-- BEGIN Exercise data --

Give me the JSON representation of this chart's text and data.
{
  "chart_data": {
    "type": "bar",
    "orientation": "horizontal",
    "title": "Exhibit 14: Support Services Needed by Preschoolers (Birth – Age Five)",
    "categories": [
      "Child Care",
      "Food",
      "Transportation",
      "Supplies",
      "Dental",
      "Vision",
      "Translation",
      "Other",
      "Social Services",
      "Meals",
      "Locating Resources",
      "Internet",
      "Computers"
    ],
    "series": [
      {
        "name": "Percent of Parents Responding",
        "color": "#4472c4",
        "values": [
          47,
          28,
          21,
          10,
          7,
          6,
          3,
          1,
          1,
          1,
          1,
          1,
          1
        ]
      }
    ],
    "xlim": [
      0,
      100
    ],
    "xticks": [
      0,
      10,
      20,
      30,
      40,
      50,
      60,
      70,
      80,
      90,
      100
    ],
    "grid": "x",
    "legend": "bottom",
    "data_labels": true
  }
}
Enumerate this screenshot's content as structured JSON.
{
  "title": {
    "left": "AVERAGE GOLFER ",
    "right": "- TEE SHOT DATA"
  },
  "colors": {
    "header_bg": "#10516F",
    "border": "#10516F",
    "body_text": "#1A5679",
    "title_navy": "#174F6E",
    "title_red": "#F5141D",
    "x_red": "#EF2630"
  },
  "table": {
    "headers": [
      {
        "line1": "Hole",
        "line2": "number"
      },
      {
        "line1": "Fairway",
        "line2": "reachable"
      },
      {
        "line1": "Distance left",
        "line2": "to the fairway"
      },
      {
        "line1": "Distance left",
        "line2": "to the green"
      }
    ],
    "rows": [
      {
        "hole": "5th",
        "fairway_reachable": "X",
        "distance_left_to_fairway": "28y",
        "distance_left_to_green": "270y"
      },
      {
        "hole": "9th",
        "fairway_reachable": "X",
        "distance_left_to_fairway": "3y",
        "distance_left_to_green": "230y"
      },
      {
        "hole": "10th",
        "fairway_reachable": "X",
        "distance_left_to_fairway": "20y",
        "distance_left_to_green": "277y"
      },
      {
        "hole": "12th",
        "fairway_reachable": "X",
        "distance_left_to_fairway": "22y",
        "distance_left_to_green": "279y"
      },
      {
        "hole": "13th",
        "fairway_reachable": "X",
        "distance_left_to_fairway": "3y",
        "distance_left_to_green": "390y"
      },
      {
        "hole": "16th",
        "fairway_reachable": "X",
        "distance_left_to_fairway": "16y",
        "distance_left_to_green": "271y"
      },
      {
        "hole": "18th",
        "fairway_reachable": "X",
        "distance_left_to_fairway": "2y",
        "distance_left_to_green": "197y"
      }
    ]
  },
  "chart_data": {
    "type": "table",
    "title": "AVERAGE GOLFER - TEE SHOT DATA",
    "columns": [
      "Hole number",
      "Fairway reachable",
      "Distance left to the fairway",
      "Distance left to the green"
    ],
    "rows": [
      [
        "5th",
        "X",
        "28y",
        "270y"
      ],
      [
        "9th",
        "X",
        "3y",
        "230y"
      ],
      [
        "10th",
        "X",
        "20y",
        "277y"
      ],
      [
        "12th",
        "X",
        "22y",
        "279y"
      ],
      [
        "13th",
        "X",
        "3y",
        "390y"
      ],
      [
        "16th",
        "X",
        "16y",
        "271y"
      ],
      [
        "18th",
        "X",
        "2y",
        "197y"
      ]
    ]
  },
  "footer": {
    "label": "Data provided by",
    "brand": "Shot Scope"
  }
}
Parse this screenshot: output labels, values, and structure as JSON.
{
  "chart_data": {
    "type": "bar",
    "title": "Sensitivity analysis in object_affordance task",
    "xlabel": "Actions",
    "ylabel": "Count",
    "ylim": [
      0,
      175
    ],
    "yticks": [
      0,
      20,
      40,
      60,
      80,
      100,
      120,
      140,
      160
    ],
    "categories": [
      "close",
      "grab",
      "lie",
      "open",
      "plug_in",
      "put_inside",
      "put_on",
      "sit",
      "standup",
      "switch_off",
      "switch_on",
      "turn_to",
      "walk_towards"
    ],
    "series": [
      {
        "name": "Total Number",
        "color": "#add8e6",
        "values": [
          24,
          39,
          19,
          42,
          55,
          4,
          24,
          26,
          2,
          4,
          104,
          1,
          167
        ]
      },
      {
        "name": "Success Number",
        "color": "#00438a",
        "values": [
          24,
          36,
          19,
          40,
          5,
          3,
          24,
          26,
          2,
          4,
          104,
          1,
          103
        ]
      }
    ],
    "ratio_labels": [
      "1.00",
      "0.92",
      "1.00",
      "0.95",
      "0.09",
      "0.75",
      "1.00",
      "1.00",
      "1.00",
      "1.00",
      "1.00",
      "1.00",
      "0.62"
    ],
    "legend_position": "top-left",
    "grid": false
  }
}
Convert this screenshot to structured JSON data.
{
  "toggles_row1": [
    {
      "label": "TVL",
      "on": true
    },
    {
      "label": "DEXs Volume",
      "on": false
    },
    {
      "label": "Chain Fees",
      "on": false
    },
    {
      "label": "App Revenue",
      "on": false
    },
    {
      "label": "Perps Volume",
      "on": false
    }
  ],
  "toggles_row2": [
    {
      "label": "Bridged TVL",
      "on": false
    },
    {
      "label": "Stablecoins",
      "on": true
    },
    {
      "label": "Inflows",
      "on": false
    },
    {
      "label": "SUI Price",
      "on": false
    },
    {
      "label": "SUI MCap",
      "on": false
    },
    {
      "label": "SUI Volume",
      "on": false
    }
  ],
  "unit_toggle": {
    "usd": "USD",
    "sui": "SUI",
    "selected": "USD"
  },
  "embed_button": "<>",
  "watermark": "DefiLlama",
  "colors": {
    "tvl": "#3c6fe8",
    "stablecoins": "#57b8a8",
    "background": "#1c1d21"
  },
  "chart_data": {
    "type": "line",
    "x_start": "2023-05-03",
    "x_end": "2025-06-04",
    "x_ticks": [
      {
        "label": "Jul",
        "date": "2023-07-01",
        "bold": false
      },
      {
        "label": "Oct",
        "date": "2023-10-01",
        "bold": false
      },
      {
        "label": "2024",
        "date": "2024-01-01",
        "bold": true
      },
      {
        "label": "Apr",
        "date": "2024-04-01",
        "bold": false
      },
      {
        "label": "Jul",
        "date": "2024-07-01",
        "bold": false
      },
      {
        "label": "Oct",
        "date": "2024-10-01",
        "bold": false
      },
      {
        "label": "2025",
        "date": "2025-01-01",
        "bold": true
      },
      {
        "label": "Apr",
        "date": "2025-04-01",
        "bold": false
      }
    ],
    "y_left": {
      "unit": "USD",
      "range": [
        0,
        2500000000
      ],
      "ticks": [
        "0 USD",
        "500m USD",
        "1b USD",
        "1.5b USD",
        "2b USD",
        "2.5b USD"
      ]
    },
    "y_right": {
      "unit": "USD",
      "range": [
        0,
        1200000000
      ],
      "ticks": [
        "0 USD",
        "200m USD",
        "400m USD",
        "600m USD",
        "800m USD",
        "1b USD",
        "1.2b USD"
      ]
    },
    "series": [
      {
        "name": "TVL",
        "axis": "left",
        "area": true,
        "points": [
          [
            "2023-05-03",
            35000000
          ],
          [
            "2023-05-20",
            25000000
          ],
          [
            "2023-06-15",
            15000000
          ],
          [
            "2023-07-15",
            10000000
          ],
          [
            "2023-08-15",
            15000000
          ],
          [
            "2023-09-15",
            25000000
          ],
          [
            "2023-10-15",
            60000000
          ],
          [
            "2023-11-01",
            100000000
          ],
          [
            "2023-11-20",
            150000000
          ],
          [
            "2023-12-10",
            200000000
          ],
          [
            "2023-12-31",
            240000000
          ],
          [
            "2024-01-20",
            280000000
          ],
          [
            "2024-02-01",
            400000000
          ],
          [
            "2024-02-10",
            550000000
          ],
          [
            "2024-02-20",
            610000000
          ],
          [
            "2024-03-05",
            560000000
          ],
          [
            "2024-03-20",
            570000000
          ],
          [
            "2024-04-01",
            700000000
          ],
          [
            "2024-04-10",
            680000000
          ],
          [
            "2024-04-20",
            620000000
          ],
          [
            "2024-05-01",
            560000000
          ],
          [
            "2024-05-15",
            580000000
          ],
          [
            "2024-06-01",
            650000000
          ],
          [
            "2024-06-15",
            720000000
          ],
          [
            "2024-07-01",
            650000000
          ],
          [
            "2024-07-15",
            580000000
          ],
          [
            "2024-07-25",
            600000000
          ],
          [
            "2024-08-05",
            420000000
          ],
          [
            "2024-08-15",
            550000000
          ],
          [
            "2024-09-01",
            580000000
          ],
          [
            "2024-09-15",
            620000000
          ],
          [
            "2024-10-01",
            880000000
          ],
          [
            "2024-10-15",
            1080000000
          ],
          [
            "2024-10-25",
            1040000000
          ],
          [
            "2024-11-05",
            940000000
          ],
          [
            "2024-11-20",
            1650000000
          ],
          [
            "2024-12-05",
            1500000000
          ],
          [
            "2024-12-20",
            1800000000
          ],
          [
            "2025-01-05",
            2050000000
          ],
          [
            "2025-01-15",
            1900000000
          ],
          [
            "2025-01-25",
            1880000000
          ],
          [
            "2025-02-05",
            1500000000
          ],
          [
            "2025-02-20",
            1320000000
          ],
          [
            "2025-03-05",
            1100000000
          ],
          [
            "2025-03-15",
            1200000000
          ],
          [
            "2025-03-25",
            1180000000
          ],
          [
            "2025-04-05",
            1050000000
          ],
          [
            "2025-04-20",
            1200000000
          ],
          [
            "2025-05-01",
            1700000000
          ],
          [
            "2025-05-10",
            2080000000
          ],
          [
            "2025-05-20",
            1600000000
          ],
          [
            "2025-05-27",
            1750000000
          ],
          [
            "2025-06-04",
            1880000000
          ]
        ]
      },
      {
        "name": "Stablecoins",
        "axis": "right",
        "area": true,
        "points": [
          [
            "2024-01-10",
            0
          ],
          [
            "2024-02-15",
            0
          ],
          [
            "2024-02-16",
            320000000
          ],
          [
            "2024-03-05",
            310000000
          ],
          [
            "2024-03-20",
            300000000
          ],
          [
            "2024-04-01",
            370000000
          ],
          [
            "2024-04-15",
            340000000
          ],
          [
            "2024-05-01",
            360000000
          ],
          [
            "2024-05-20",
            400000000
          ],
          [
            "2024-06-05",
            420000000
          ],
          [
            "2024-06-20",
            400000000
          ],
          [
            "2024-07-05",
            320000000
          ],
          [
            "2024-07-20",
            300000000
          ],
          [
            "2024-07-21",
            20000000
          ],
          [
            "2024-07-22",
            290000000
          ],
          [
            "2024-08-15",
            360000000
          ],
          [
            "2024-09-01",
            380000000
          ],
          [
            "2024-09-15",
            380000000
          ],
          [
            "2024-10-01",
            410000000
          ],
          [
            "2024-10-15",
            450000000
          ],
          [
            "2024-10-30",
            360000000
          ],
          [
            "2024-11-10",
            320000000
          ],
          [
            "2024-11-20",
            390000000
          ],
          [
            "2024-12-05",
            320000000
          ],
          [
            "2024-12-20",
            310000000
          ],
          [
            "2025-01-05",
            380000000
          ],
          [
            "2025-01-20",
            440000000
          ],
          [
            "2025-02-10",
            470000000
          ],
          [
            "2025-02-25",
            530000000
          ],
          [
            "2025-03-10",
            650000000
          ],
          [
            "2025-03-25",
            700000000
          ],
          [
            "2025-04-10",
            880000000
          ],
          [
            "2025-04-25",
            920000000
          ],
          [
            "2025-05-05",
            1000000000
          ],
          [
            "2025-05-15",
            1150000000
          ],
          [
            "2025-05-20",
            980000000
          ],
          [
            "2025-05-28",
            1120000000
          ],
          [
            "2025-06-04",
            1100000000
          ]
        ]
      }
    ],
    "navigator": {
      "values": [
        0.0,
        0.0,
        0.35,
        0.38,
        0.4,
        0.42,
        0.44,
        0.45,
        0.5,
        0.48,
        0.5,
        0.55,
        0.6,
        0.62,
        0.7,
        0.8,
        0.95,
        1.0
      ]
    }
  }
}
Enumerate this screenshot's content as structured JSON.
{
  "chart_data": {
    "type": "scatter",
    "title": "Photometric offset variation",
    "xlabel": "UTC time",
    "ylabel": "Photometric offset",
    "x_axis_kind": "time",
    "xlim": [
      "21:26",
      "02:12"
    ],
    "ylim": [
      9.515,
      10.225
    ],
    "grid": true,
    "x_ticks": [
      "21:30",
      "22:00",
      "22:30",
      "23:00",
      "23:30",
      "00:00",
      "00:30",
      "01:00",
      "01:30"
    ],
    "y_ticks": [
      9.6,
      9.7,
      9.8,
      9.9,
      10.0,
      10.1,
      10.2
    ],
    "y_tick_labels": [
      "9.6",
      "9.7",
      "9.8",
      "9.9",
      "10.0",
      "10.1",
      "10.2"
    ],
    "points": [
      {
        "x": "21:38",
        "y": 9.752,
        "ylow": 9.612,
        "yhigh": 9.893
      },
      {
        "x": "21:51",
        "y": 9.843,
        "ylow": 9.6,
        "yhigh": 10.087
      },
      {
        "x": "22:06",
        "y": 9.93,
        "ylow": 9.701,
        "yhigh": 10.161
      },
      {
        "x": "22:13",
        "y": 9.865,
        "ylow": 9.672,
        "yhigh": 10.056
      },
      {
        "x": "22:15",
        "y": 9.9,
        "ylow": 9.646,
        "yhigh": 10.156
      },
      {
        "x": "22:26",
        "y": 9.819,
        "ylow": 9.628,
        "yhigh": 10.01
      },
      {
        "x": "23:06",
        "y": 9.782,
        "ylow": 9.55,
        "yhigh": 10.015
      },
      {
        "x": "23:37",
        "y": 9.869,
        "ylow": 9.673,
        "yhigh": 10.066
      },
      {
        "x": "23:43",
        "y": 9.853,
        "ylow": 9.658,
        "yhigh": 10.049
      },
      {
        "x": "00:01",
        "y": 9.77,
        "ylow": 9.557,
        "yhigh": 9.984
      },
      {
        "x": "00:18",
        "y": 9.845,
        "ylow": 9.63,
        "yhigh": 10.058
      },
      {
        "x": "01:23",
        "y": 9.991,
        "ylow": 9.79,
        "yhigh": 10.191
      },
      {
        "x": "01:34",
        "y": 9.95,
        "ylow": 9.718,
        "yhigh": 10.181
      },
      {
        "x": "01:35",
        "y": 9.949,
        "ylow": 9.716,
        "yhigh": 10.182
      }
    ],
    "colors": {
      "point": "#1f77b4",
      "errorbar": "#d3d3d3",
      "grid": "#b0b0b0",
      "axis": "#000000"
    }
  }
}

-- END Exercise data --

_Written problem:_ Determine how many lines of the material include the string "date". Output only that count.

_Exercise response:_ 8